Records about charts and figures
=======
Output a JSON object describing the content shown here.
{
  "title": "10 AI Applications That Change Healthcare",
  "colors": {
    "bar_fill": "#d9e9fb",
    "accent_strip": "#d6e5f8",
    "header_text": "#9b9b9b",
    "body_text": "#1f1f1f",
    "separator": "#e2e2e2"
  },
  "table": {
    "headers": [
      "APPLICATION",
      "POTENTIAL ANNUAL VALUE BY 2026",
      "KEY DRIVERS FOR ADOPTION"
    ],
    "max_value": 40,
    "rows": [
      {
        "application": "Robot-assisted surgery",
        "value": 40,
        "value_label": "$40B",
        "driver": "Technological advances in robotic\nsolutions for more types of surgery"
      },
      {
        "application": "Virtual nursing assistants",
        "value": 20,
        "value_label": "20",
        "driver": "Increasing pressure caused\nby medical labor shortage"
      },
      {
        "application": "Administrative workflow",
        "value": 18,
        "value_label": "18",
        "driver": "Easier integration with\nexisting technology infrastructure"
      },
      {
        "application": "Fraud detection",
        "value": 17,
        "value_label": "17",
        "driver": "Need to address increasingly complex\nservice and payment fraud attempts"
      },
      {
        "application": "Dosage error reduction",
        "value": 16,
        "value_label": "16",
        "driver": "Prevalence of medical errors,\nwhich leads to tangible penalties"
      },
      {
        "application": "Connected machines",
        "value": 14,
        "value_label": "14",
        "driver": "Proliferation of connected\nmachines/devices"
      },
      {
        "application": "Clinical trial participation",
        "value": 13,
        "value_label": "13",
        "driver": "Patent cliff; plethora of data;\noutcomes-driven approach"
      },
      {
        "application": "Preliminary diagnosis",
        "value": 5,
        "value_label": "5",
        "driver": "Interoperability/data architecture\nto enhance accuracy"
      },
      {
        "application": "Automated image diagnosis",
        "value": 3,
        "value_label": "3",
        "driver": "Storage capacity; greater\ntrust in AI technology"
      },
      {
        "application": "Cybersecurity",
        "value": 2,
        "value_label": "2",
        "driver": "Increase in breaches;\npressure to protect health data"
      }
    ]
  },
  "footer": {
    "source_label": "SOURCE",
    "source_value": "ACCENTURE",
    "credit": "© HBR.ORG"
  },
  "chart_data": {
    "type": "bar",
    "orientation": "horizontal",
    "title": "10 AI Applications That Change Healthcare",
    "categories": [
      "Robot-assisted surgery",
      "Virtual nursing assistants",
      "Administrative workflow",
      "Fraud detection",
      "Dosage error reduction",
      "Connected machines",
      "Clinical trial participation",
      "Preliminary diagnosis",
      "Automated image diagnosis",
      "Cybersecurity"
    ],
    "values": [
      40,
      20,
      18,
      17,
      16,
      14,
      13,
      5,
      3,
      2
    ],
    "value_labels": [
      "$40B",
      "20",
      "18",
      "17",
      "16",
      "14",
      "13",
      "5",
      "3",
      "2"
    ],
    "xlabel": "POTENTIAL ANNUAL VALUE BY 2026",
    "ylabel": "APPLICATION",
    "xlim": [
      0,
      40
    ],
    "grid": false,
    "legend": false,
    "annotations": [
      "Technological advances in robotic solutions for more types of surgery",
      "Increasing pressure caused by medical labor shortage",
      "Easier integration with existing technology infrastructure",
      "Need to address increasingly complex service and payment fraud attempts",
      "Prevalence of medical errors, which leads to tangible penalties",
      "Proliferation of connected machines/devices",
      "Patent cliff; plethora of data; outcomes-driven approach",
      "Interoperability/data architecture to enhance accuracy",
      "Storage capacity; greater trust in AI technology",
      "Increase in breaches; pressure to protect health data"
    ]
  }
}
=======
__What this task involves__: Reproduce the full listing above, character for character.

__Final answer__:
Output a JSON object describing the content shown here.
{
  "title": "10 AI Applications That Change Healthcare",
  "colors": {
    "bar_fill": "#d9e9fb",
    "accent_strip": "#d6e5f8",
    "header_text": "#9b9b9b",
    "body_text": "#1f1f1f",
    "separator": "#e2e2e2"
  },
  "table": {
    "headers": [
      "APPLICATION",
      "POTENTIAL ANNUAL VALUE BY 2026",
      "KEY DRIVERS FOR ADOPTION"
    ],
    "max_value": 40,
    "rows": [
      {
        "application": "Robot-assisted surgery",
        "value": 40,
        "value_label": "$40B",
        "driver": "Technological advances in robotic\nsolutions for more types of surgery"
      },
      {
        "application": "Virtual nursing assistants",
        "value": 20,
        "value_label": "20",
        "driver": "Increasing pressure caused\nby medical labor shortage"
      },
      {
        "application": "Administrative workflow",
        "value": 18,
        "value_label": "18",
        "driver": "Easier integration with\nexisting technology infrastructure"
      },
      {
        "application": "Fraud detection",
        "value": 17,
        "value_label": "17",
        "driver": "Need to address increasingly complex\nservice and payment fraud attempts"
      },
      {
        "application": "Dosage error reduction",
        "value": 16,
        "value_label": "16",
        "driver": "Prevalence of medical errors,\nwhich leads to tangible penalties"
      },
      {
        "application": "Connected machines",
        "value": 14,
        "value_label": "14",
        "driver": "Proliferation of connected\nmachines/devices"
      },
      {
        "application": "Clinical trial participation",
        "value": 13,
        "value_label": "13",
        "driver": "Patent cliff; plethora of data;\noutcomes-driven approach"
      },
      {
        "application": "Preliminary diagnosis",
        "value": 5,
        "value_label": "5",
        "driver": "Interoperability/data architecture\nto enhance accuracy"
      },
      {
        "application": "Automated image diagnosis",
        "value": 3,
        "value_label": "3",
        "driver": "Storage capacity; greater\ntrust in AI technology"
      },
      {
        "application": "Cybersecurity",
        "value": 2,
        "value_label": "2",
        "driver": "Increase in breaches;\npressure to protect health data"
      }
    ]
  },
  "footer": {
    "source_label": "SOURCE",
    "source_value": "ACCENTURE",
    "credit": "© HBR.ORG"
  },
  "chart_data": {
    "type": "bar",
    "orientation": "horizontal",
    "title": "10 AI Applications That Change Healthcare",
    "categories": [
      "Robot-assisted surgery",
      "Virtual nursing assistants",
      "Administrative workflow",
      "Fraud detection",
      "Dosage error reduction",
      "Connected machines",
      "Clinical trial participation",
      "Preliminary diagnosis",
      "Automated image diagnosis",
      "Cybersecurity"
    ],
    "values": [
      40,
      20,
      18,
      17,
      16,
      14,
      13,
      5,
      3,
      2
    ],
    "value_labels": [
      "$40B",
      "20",
      "18",
      "17",
      "16",
      "14",
      "13",
      "5",
      "3",
      "2"
    ],
    "xlabel": "POTENTIAL ANNUAL VALUE BY 2026",
    "ylabel": "APPLICATION",
    "xlim": [
      0,
      40
    ],
    "grid": false,
    "legend": false,
    "annotations": [
      "Technological advances in robotic solutions for more types of surgery",
      "Increasing pressure caused by medical labor shortage",
      "Easier integration with existing technology infrastructure",
      "Need to address increasingly complex service and payment fraud attempts",
      "Prevalence of medical errors, which leads to tangible penalties",
      "Proliferation of connected machines/devices",
      "Patent cliff; plethora of data; outcomes-driven approach",
      "Interoperability/data architecture to enhance accuracy",
      "Storage capacity; greater trust in AI technology",
      "Increase in breaches; pressure to protect health data"
    ]
  }
}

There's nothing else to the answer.